» **TASK DETAILS**
Report every line in the listing below where the string "Внешние" shows up.

» **RECORD EXCERPTS**
* * * * * * * * *

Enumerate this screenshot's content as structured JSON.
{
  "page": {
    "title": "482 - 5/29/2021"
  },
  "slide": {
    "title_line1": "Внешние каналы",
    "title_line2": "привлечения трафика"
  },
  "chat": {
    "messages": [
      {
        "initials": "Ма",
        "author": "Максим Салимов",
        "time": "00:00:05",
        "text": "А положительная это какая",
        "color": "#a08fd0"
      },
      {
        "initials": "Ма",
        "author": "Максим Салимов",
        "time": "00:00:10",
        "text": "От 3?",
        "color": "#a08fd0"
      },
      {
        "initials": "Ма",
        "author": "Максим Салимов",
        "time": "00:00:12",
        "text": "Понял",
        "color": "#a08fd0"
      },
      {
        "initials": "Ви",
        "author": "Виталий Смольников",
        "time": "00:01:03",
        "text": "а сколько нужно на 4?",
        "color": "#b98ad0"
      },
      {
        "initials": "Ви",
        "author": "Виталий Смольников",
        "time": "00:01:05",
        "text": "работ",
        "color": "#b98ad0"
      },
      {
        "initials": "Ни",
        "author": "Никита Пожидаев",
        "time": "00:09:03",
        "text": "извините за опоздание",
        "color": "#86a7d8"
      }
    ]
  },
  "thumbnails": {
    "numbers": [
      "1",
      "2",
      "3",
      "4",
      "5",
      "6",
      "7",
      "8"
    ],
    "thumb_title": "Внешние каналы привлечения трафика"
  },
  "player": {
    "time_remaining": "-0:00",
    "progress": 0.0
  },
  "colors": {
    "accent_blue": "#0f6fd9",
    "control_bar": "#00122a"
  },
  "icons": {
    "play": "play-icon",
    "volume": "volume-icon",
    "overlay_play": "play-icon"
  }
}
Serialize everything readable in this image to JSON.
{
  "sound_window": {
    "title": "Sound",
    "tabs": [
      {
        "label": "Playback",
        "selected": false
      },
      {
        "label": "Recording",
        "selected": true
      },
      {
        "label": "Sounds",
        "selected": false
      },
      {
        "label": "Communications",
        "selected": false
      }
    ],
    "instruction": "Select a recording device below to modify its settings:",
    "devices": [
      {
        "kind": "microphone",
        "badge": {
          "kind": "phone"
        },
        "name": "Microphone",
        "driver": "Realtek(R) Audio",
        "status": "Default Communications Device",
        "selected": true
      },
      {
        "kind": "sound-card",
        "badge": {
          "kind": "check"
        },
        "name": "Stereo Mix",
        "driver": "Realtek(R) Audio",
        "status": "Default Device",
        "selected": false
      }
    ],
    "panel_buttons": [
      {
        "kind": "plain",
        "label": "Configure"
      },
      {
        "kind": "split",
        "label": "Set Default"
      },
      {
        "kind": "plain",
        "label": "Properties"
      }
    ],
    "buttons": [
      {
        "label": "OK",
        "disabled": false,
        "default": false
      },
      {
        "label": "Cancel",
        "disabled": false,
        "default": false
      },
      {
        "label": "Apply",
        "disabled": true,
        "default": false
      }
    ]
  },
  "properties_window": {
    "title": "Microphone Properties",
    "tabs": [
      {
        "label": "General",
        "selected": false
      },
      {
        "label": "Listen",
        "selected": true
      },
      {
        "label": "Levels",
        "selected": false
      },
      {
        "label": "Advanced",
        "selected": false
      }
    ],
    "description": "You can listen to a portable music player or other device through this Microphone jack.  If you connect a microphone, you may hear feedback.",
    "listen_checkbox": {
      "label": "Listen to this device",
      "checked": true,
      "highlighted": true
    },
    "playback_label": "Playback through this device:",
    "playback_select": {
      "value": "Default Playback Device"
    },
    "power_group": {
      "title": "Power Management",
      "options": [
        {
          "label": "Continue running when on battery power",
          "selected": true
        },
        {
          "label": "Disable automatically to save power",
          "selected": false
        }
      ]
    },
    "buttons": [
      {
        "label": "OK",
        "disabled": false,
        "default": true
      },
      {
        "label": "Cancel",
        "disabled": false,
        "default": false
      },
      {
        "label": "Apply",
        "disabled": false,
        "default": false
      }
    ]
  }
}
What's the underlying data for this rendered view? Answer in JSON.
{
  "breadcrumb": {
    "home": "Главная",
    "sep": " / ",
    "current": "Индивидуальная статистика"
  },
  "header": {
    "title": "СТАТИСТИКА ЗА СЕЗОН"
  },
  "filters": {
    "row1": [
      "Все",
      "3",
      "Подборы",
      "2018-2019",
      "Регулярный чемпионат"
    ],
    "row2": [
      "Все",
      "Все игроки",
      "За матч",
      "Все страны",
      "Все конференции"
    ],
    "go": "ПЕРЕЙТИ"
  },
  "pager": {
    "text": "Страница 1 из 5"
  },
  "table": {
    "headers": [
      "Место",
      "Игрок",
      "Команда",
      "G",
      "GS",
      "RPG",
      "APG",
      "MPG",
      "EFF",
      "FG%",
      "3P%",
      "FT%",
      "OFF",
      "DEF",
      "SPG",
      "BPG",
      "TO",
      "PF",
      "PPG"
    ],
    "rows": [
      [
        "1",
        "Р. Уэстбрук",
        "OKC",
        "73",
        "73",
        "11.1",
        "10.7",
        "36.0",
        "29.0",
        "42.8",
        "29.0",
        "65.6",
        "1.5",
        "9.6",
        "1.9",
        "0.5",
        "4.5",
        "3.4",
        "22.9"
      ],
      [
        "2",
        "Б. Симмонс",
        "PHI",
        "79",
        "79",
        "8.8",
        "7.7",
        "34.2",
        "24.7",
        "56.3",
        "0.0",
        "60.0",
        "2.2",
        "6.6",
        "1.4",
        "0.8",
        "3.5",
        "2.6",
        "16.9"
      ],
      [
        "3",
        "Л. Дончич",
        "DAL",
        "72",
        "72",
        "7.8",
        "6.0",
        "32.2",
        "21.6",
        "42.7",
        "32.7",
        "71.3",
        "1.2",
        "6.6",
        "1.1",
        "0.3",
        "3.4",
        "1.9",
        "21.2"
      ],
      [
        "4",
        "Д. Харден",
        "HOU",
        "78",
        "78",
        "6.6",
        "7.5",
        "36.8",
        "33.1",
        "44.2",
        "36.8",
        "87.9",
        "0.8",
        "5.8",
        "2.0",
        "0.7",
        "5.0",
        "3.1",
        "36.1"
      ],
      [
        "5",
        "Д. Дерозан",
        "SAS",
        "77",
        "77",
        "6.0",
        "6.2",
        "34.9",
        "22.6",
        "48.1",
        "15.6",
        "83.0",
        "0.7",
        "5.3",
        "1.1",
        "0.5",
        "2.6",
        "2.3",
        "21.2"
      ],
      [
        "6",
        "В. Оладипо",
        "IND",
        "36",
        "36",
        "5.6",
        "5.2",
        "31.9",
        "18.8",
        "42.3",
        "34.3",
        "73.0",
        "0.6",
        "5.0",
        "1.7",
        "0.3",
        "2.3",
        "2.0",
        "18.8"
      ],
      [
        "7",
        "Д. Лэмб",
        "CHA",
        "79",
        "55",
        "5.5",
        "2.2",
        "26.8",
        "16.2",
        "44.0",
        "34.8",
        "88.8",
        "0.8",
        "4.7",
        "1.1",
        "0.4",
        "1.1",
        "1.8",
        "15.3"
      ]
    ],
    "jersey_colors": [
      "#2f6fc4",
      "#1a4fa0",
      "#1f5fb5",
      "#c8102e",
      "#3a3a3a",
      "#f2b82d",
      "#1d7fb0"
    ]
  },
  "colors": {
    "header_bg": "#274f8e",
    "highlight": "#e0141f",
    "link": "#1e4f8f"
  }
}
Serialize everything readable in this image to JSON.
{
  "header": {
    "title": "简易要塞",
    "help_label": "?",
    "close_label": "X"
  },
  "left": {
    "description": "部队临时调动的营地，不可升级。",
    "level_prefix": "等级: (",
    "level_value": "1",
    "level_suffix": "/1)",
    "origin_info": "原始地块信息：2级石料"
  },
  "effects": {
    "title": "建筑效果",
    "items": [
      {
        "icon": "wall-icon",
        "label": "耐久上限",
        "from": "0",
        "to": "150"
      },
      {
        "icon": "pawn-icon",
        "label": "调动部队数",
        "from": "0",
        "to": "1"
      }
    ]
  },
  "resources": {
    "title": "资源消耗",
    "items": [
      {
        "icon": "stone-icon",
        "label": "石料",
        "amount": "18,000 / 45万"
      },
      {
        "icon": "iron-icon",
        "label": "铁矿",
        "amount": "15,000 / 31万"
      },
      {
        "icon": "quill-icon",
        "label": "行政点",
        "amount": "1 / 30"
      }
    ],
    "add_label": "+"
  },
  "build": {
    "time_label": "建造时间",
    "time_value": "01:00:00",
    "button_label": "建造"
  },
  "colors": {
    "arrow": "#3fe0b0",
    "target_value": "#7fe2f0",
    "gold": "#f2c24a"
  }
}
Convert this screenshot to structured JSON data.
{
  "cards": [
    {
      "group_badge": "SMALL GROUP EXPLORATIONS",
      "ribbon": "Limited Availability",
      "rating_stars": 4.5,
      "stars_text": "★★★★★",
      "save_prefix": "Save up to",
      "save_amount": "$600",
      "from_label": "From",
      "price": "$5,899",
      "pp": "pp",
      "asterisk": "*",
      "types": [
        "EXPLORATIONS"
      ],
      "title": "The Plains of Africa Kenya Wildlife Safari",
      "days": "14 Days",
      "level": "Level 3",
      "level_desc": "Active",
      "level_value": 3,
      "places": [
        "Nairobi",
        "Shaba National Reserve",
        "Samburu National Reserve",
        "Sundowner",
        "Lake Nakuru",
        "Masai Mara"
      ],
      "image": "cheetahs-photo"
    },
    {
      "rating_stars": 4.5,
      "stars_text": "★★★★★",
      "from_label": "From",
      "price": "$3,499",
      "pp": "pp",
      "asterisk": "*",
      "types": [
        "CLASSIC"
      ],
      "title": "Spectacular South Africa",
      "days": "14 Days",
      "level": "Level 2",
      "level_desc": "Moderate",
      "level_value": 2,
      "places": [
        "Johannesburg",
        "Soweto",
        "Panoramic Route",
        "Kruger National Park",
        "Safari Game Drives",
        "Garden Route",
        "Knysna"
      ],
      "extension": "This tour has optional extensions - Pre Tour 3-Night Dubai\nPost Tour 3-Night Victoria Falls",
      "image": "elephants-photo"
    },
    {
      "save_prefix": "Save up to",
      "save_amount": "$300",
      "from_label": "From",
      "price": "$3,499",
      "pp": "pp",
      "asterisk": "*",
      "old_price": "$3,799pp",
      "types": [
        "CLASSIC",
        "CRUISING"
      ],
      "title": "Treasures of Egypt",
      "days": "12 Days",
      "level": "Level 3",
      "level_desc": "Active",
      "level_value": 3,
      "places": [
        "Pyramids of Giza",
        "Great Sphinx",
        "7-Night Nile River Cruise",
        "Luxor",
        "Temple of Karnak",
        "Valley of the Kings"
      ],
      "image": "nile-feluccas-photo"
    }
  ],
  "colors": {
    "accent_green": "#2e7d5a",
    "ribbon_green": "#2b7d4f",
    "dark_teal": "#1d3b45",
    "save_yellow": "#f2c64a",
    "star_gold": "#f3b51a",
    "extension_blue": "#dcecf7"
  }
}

* * * * * * * * *

» **THE COMPLETED TASK**
    "title_line1": "Внешние каналы",
    "thumb_title": "Внешние каналы привлечения трафика"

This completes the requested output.